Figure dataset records
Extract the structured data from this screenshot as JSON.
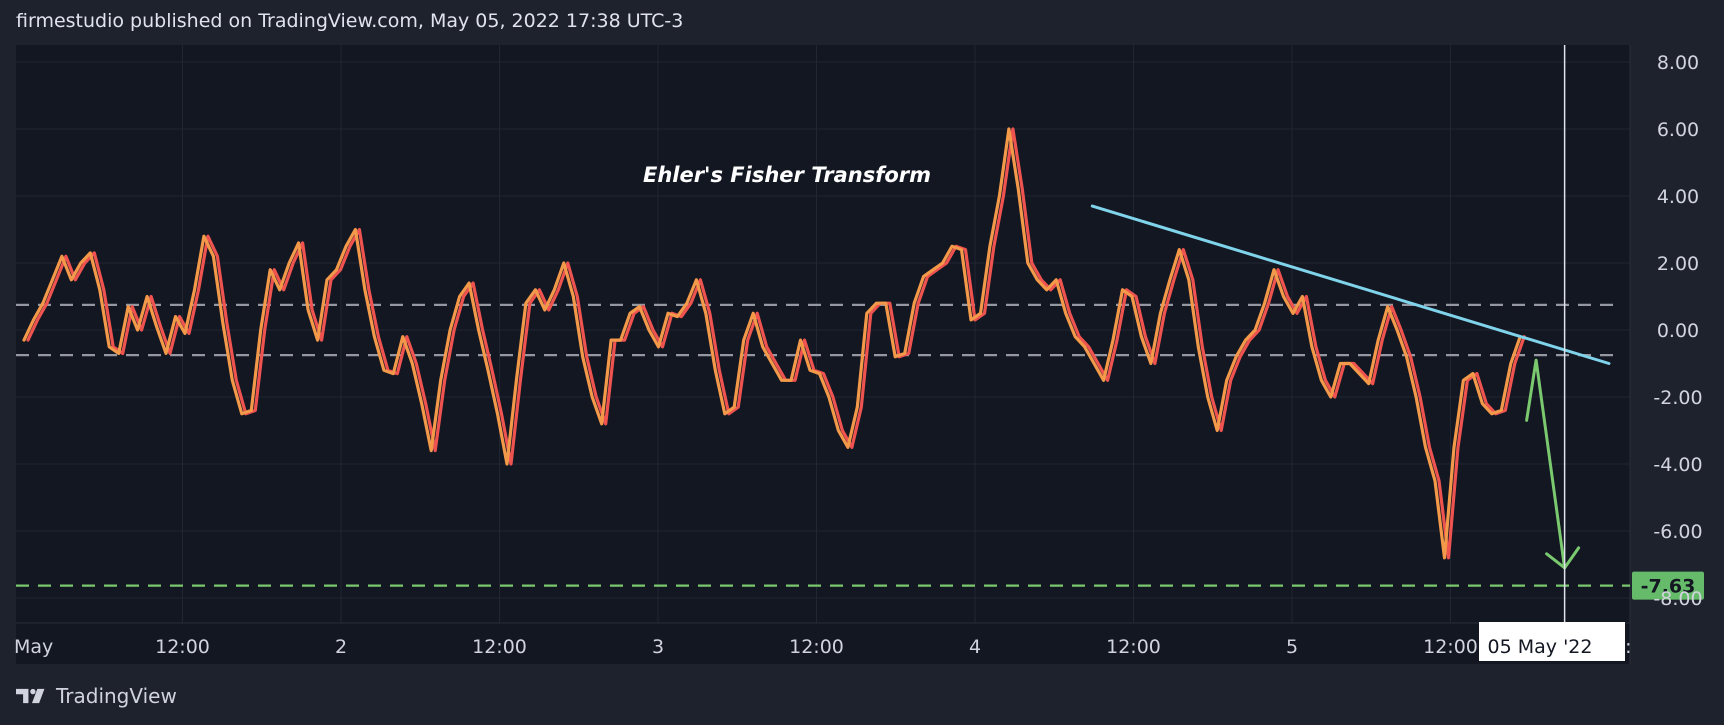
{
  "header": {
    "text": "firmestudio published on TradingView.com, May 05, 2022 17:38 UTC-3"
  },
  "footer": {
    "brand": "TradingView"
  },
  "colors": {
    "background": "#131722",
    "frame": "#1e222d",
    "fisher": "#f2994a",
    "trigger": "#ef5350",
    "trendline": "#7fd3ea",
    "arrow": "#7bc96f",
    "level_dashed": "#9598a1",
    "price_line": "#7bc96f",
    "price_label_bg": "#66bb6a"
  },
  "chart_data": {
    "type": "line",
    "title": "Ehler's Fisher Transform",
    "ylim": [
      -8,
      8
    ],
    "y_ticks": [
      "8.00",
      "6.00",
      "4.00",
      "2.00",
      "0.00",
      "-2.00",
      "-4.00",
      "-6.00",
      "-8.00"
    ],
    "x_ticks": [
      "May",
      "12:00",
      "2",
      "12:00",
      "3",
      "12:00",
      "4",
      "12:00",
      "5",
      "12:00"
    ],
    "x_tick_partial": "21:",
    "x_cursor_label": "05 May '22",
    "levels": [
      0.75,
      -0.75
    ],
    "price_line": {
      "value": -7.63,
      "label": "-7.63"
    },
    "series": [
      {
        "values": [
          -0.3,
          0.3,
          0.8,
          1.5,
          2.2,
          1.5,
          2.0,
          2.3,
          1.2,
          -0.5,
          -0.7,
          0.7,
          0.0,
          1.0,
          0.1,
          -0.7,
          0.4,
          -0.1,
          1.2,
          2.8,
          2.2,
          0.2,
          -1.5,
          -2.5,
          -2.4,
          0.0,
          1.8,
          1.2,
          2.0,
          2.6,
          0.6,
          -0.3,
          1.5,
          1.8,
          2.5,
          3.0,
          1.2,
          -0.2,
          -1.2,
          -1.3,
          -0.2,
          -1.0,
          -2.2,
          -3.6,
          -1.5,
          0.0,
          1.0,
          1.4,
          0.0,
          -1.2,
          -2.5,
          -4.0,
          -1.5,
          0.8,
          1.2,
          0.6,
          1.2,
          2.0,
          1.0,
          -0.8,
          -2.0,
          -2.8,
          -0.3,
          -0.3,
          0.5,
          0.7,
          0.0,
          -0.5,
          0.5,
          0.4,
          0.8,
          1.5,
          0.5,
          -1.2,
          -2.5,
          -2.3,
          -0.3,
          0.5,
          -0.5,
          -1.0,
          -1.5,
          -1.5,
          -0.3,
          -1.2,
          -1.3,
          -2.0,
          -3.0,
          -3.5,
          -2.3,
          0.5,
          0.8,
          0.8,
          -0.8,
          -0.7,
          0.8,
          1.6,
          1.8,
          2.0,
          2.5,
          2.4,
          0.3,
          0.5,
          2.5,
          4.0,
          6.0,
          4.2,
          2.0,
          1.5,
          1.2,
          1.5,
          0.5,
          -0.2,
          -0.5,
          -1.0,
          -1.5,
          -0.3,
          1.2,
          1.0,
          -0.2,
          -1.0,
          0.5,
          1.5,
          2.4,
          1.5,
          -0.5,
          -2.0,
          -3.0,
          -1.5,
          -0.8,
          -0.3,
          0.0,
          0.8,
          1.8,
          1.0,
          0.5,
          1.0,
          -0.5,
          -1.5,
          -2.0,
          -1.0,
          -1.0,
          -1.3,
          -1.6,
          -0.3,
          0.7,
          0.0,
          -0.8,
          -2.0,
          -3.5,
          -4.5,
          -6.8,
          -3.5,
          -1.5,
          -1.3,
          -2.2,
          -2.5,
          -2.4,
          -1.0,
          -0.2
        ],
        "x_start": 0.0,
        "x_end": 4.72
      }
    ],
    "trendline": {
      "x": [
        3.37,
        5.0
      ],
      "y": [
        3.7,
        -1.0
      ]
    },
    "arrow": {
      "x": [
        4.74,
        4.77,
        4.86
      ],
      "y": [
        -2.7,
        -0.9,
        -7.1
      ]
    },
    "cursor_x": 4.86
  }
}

- WRITTEN PROBLEM
Write the listing above out again exactly, dropping each image.

- PROBLEM SOLUTION
Extract the structured data from this screenshot as JSON.
{
  "header": {
    "text": "firmestudio published on TradingView.com, May 05, 2022 17:38 UTC-3"
  },
  "footer": {
    "brand": "TradingView"
  },
  "colors": {
    "background": "#131722",
    "frame": "#1e222d",
    "fisher": "#f2994a",
    "trigger": "#ef5350",
    "trendline": "#7fd3ea",
    "arrow": "#7bc96f",
    "level_dashed": "#9598a1",
    "price_line": "#7bc96f",
    "price_label_bg": "#66bb6a"
  },
  "chart_data": {
    "type": "line",
    "title": "Ehler's Fisher Transform",
    "ylim": [
      -8,
      8
    ],
    "y_ticks": [
      "8.00",
      "6.00",
      "4.00",
      "2.00",
      "0.00",
      "-2.00",
      "-4.00",
      "-6.00",
      "-8.00"
    ],
    "x_ticks": [
      "May",
      "12:00",
      "2",
      "12:00",
      "3",
      "12:00",
      "4",
      "12:00",
      "5",
      "12:00"
    ],
    "x_tick_partial": "21:",
    "x_cursor_label": "05 May '22",
    "levels": [
      0.75,
      -0.75
    ],
    "price_line": {
      "value": -7.63,
      "label": "-7.63"
    },
    "series": [
      {
        "values": [
          -0.3,
          0.3,
          0.8,
          1.5,
          2.2,
          1.5,
          2.0,
          2.3,
          1.2,
          -0.5,
          -0.7,
          0.7,
          0.0,
          1.0,
          0.1,
          -0.7,
          0.4,
          -0.1,
          1.2,
          2.8,
          2.2,
          0.2,
          -1.5,
          -2.5,
          -2.4,
          0.0,
          1.8,
          1.2,
          2.0,
          2.6,
          0.6,
          -0.3,
          1.5,
          1.8,
          2.5,
          3.0,
          1.2,
          -0.2,
          -1.2,
          -1.3,
          -0.2,
          -1.0,
          -2.2,
          -3.6,
          -1.5,
          0.0,
          1.0,
          1.4,
          0.0,
          -1.2,
          -2.5,
          -4.0,
          -1.5,
          0.8,
          1.2,
          0.6,
          1.2,
          2.0,
          1.0,
          -0.8,
          -2.0,
          -2.8,
          -0.3,
          -0.3,
          0.5,
          0.7,
          0.0,
          -0.5,
          0.5,
          0.4,
          0.8,
          1.5,
          0.5,
          -1.2,
          -2.5,
          -2.3,
          -0.3,
          0.5,
          -0.5,
          -1.0,
          -1.5,
          -1.5,
          -0.3,
          -1.2,
          -1.3,
          -2.0,
          -3.0,
          -3.5,
          -2.3,
          0.5,
          0.8,
          0.8,
          -0.8,
          -0.7,
          0.8,
          1.6,
          1.8,
          2.0,
          2.5,
          2.4,
          0.3,
          0.5,
          2.5,
          4.0,
          6.0,
          4.2,
          2.0,
          1.5,
          1.2,
          1.5,
          0.5,
          -0.2,
          -0.5,
          -1.0,
          -1.5,
          -0.3,
          1.2,
          1.0,
          -0.2,
          -1.0,
          0.5,
          1.5,
          2.4,
          1.5,
          -0.5,
          -2.0,
          -3.0,
          -1.5,
          -0.8,
          -0.3,
          0.0,
          0.8,
          1.8,
          1.0,
          0.5,
          1.0,
          -0.5,
          -1.5,
          -2.0,
          -1.0,
          -1.0,
          -1.3,
          -1.6,
          -0.3,
          0.7,
          0.0,
          -0.8,
          -2.0,
          -3.5,
          -4.5,
          -6.8,
          -3.5,
          -1.5,
          -1.3,
          -2.2,
          -2.5,
          -2.4,
          -1.0,
          -0.2
        ],
        "x_start": 0.0,
        "x_end": 4.72
      }
    ],
    "trendline": {
      "x": [
        3.37,
        5.0
      ],
      "y": [
        3.7,
        -1.0
      ]
    },
    "arrow": {
      "x": [
        4.74,
        4.77,
        4.86
      ],
      "y": [
        -2.7,
        -0.9,
        -7.1
      ]
    },
    "cursor_x": 4.86
  }
}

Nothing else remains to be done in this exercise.